Written task – Search the data below for the word "text" and copy each line that holds it.

Dataset records –

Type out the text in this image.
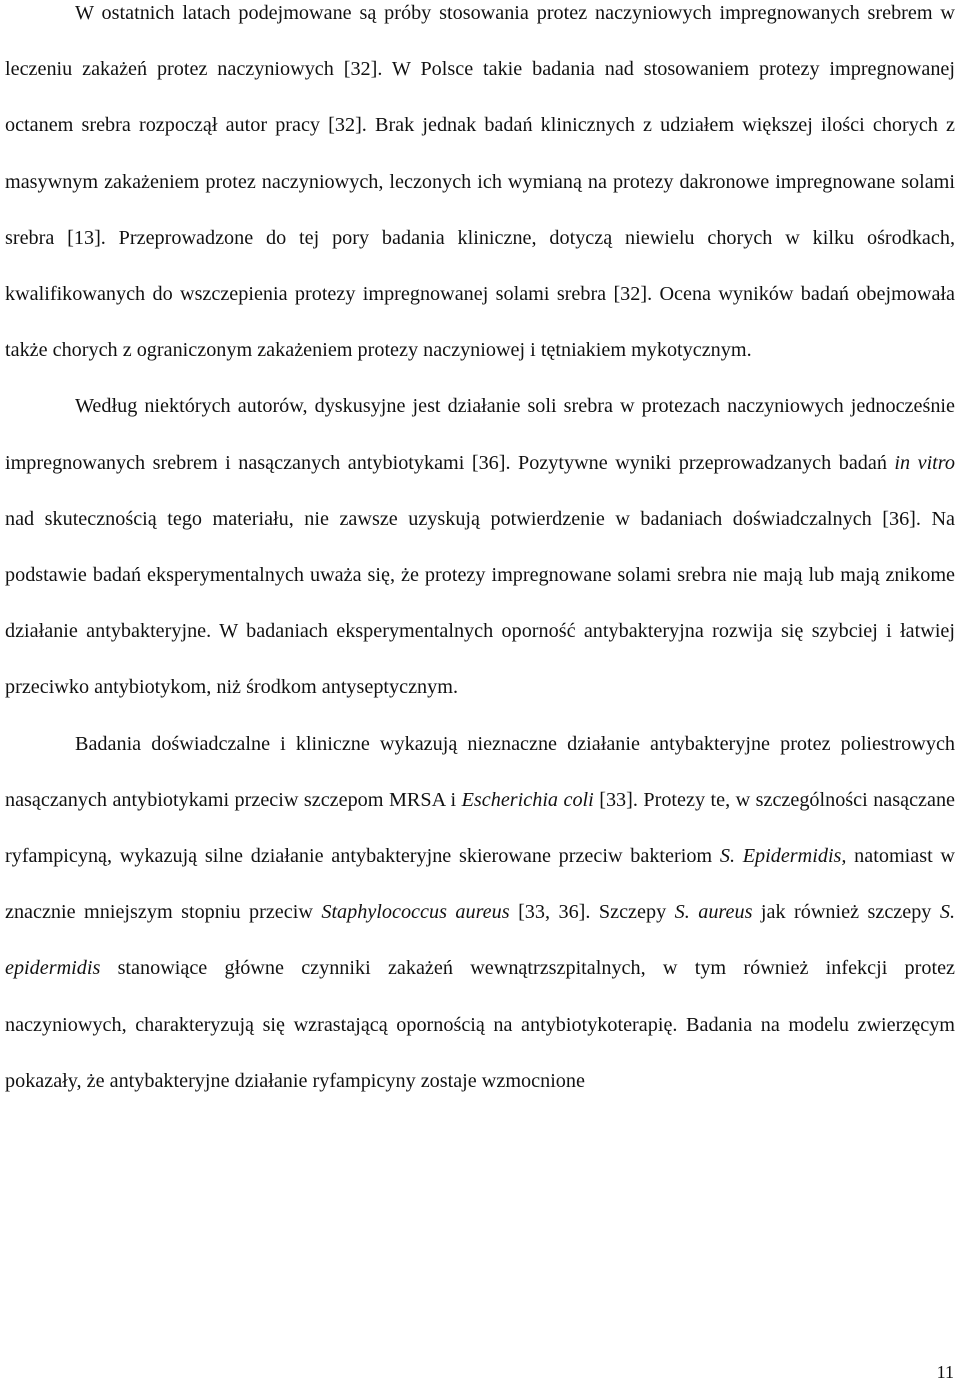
W ostatnich latach podejmowane są próby stosowania protez naczyniowych impregnowanych srebrem w leczeniu zakażeń protez naczyniowych [32]. W Polsce takie badania nad stosowaniem protezy impregnowanej octanem srebra rozpoczął autor pracy [32]. Brak jednak badań klinicznych z udziałem większej ilości chorych z masywnym zakażeniem protez naczyniowych, leczonych ich wymianą na protezy dakronowe impregnowane solami srebra [13]. Przeprowadzone do tej pory badania kliniczne, dotyczą niewielu chorych w kilku ośrodkach, kwalifikowanych do wszczepienia protezy impregnowanej solami srebra [32]. Ocena wyników badań obejmowała także chorych z ograniczonym zakażeniem protezy naczyniowej i tętniakiem mykotycznym.

Według niektórych autorów, dyskusyjne jest działanie soli srebra w protezach naczyniowych jednocześnie impregnowanych srebrem i nasączanych antybiotykami [36]. Pozytywne wyniki przeprowadzanych badań in vitro nad skutecznością tego materiału, nie zawsze uzyskują potwierdzenie w badaniach doświadczalnych [36]. Na podstawie badań eksperymentalnych uważa się, że protezy impregnowane solami srebra nie mają lub mają znikome działanie antybakteryjne. W badaniach eksperymentalnych oporność antybakteryjna rozwija się szybciej i łatwiej przeciwko antybiotykom, niż środkom antyseptycznym.

Badania doświadczalne i kliniczne wykazują nieznaczne działanie antybakteryjne protez poliestrowych nasączanych antybiotykami przeciw szczepom MRSA i Escherichia coli [33]. Protezy te, w szczególności nasączane ryfampicyną, wykazują silne działanie antybakteryjne skierowane przeciw bakteriom S. Epidermidis, natomiast w znacznie mniejszym stopniu przeciw Staphylococcus aureus [33, 36]. Szczepy S. aureus jak również szczepy S. epidermidis stanowiące główne czynniki zakażeń wewnątrzszpitalnych, w tym również infekcji protez naczyniowych, charakteryzują się wzrastającą opornością na antybiotykoterapię. Badania na modelu zwierzęcym pokazały, że antybakteryjne działanie ryfampicyny zostaje wzmocnione

11
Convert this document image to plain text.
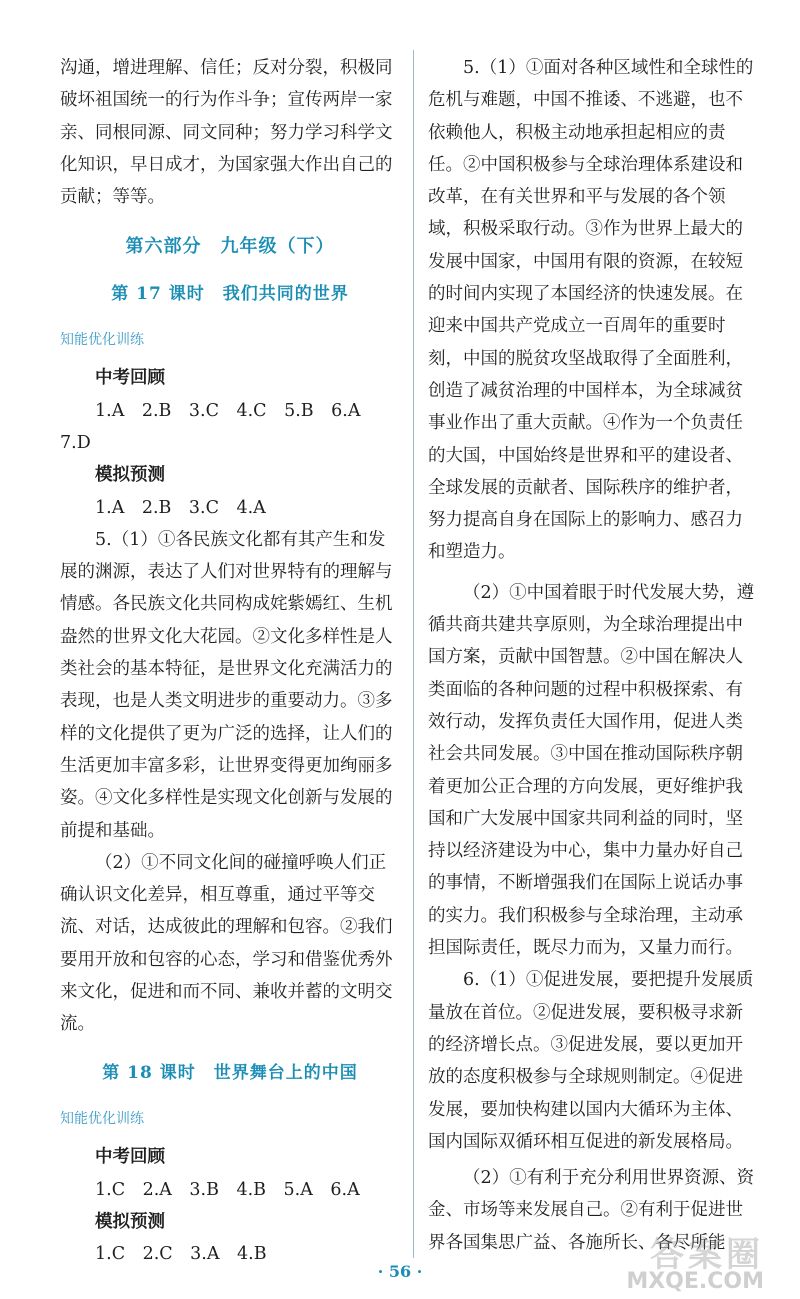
沟通，增进理解、信任；反对分裂，积极同破坏祖国统一的行为作斗争；宣传两岸一家亲、同根同源、同文同种；努力学习科学文化知识，早日成才，为国家强大作出自己的贡献；等等。

第六部分　九年级（下）
第 17 课时　我们共同的世界
知能优化训练

中考回顾

1.A　2.B　3.C　4.C　5.B　6.A

7.D

模拟预测

1.A　2.B　3.C　4.A

5.（1）①各民族文化都有其产生和发展的渊源，表达了人们对世界特有的理解与情感。各民族文化共同构成姹紫嫣红、生机盎然的世界文化大花园。②文化多样性是人类社会的基本特征，是世界文化充满活力的表现，也是人类文明进步的重要动力。③多样的文化提供了更为广泛的选择，让人们的生活更加丰富多彩，让世界变得更加绚丽多姿。④文化多样性是实现文化创新与发展的前提和基础。

（2）①不同文化间的碰撞呼唤人们正确认识文化差异，相互尊重，通过平等交流、对话，达成彼此的理解和包容。②我们要用开放和包容的心态，学习和借鉴优秀外来文化，促进和而不同、兼收并蓄的文明交流。

第 18 课时　世界舞台上的中国
知能优化训练

中考回顾

1.C　2.A　3.B　4.B　5.A　6.A

模拟预测

1.C　2.C　3.A　4.B

5.（1）①面对各种区域性和全球性的危机与难题，中国不推诿、不逃避，也不依赖他人，积极主动地承担起相应的责任。②中国积极参与全球治理体系建设和改革，在有关世界和平与发展的各个领域，积极采取行动。③作为世界上最大的发展中国家，中国用有限的资源，在较短的时间内实现了本国经济的快速发展。在迎来中国共产党成立一百周年的重要时刻，中国的脱贫攻坚战取得了全面胜利，创造了减贫治理的中国样本，为全球减贫事业作出了重大贡献。④作为一个负责任的大国，中国始终是世界和平的建设者、全球发展的贡献者、国际秩序的维护者，努力提高自身在国际上的影响力、感召力和塑造力。

（2）①中国着眼于时代发展大势，遵循共商共建共享原则，为全球治理提出中国方案，贡献中国智慧。②中国在解决人类面临的各种问题的过程中积极探索、有效行动，发挥负责任大国作用，促进人类社会共同发展。③中国在推动国际秩序朝着更加公正合理的方向发展，更好维护我国和广大发展中国家共同利益的同时，坚持以经济建设为中心，集中力量办好自己的事情，不断增强我们在国际上说话办事的实力。我们积极参与全球治理，主动承担国际责任，既尽力而为，又量力而行。

6.（1）①促进发展，要把提升发展质量放在首位。②促进发展，要积极寻求新的经济增长点。③促进发展，要以更加开放的态度积极参与全球规则制定。④促进发展，要加快构建以国内大循环为主体、国内国际双循环相互促进的新发展格局。

（2）①有利于充分利用世界资源、资金、市场等来发展自己。②有利于促进世界各国集思广益、各施所长、各尽所能

· 56 ·	答案圈
MXQE.COM
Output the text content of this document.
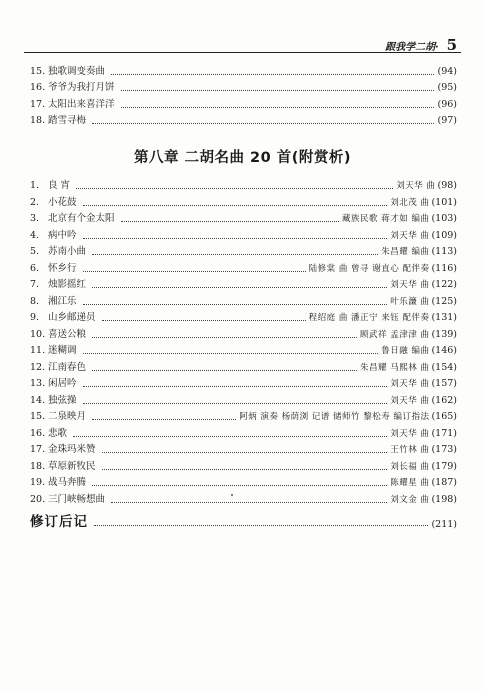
跟我学二胡· 5
15. 独歌调变奏曲	(94)
16. 爷爷为我打月饼	(95)
17. 太阳出来喜洋洋	(96)
18. 踏雪寻梅	(97)
第八章 二胡名曲 20 首(附赏析)
1. 良 宵	刘天华 曲 (98)
2. 小花鼓	刘北茂 曲 (101)
3. 北京有个金太阳	藏族民歌 蒋才如 编曲 (103)
4. 病中吟	刘天华 曲 (109)
5. 苏南小曲	朱昌耀 编曲 (113)
6. 怀乡行	陆修棠 曲 曾寻 谢直心 配伴奏 (116)
7. 烛影摇红	刘天华 曲 (122)
8. 湘江乐	叶乐濂 曲 (125)
9. 山乡邮递员	程绍庭 曲 潘正宁 来钰 配伴奏 (131)
10. 喜送公粮	顾武祥 孟津津 曲 (139)
11. 迷糊调	鲁日融 编曲 (146)
12. 江南春色	朱昌耀 马熙林 曲 (154)
13. 闲居吟	刘天华 曲 (157)
14. 独弦操	刘天华 曲 (162)
15. 二泉映月	阿炳 演奏 杨荫浏 记谱 储师竹 黎松寿 编订指法 (165)
16. 悲歌	刘天华 曲 (171)
17. 金珠玛米赞	王竹林 曲 (173)
18. 草原新牧民	刘长福 曲 (179)
19. 战马奔腾	陈耀星 曲 (187)
20. 三门峡畅想曲	刘文金 曲 (198)
修订后记	(211)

Answer for the task –
Type out the text in this image.
Convert this document image to plain text.
Output the text content of this document.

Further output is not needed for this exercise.